Work instructions
The answer is one number: how many lines in the data below hold "Previo".

Task material
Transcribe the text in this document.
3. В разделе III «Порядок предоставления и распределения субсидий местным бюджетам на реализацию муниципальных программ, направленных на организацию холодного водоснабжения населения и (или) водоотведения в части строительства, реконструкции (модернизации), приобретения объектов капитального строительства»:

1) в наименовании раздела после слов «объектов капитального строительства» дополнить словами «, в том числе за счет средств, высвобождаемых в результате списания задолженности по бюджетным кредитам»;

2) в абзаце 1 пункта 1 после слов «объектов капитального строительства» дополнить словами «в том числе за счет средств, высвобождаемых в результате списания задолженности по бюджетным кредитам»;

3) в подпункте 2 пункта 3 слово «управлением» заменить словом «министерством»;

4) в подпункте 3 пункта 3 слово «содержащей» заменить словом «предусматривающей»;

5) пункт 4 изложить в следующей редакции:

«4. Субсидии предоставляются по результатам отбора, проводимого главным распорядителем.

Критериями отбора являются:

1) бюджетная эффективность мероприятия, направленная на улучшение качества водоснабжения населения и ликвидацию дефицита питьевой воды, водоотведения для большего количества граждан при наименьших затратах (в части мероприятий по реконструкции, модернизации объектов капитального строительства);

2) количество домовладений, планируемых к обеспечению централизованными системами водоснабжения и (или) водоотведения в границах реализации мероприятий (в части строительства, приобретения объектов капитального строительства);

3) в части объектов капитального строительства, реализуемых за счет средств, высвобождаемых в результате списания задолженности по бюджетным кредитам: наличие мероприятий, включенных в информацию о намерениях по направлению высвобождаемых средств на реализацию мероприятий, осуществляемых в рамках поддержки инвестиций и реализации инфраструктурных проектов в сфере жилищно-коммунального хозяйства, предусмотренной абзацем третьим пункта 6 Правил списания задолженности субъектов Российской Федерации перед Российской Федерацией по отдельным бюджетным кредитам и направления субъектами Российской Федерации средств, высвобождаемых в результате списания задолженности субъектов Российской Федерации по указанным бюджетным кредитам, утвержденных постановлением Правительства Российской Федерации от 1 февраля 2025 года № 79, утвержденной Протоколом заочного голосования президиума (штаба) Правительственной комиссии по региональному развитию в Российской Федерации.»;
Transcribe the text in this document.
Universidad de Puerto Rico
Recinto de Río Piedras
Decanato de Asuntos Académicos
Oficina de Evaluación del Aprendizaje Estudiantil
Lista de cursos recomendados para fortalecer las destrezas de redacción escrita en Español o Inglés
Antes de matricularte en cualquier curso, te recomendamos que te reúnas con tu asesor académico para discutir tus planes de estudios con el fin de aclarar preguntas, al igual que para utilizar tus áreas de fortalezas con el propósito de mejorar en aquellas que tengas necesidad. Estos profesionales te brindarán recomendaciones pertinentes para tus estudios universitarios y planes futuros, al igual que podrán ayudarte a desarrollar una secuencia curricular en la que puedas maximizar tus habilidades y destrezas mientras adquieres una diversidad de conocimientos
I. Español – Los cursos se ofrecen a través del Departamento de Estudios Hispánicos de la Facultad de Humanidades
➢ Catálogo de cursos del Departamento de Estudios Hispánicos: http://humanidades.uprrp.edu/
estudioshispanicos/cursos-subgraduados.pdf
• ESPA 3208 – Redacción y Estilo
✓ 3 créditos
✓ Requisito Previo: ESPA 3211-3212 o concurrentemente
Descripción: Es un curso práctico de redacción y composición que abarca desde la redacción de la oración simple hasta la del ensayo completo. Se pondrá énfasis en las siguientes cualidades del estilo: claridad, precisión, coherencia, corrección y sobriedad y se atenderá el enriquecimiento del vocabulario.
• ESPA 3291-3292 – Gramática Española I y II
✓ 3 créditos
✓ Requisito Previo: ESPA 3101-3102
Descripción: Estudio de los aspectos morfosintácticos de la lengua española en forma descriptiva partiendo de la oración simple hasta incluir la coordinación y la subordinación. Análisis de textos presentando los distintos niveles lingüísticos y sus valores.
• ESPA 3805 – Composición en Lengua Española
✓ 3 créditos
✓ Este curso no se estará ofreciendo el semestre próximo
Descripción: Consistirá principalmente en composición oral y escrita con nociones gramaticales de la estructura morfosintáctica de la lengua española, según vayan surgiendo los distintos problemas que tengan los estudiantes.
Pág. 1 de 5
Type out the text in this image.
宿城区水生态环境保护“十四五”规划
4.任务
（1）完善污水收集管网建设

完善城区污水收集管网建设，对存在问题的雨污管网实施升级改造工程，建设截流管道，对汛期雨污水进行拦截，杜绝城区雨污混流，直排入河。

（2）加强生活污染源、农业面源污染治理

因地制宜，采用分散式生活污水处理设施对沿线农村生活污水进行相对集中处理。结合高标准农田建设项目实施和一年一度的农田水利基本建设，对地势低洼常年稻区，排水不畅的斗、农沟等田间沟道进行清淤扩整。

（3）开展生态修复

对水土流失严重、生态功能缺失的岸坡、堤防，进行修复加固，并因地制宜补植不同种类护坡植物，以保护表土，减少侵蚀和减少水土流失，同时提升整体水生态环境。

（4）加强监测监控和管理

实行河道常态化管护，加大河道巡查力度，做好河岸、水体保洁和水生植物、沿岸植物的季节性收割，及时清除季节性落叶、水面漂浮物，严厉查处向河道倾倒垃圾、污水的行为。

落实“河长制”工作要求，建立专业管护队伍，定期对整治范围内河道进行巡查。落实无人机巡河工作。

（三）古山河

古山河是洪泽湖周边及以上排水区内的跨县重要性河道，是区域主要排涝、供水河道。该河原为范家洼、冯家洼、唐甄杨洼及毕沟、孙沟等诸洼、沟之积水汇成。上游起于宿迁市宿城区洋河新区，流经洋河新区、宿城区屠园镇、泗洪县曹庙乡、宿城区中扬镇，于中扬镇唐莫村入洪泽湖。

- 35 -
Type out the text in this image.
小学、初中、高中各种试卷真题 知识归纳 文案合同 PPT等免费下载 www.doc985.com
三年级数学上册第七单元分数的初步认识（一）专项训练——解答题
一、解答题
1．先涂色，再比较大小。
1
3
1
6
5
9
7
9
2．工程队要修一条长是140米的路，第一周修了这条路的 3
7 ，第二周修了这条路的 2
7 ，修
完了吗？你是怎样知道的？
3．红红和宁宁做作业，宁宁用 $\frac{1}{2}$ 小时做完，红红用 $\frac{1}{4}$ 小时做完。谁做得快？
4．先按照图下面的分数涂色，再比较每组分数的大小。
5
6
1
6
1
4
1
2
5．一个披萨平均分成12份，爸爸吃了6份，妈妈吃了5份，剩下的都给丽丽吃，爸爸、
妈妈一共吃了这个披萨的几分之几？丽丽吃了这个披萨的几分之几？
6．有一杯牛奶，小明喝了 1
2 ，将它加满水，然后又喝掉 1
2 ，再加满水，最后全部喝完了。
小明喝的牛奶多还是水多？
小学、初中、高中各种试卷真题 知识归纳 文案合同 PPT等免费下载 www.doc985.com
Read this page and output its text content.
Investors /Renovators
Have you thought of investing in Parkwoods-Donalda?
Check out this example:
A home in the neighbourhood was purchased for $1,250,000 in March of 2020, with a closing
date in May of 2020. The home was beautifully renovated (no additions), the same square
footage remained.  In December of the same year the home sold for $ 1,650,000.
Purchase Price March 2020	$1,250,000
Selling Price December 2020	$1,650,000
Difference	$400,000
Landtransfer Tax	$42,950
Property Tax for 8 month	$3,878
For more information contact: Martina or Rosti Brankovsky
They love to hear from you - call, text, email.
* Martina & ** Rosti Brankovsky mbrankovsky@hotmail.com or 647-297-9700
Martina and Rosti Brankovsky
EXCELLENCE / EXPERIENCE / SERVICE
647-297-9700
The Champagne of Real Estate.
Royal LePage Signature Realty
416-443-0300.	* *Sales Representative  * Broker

The answer
2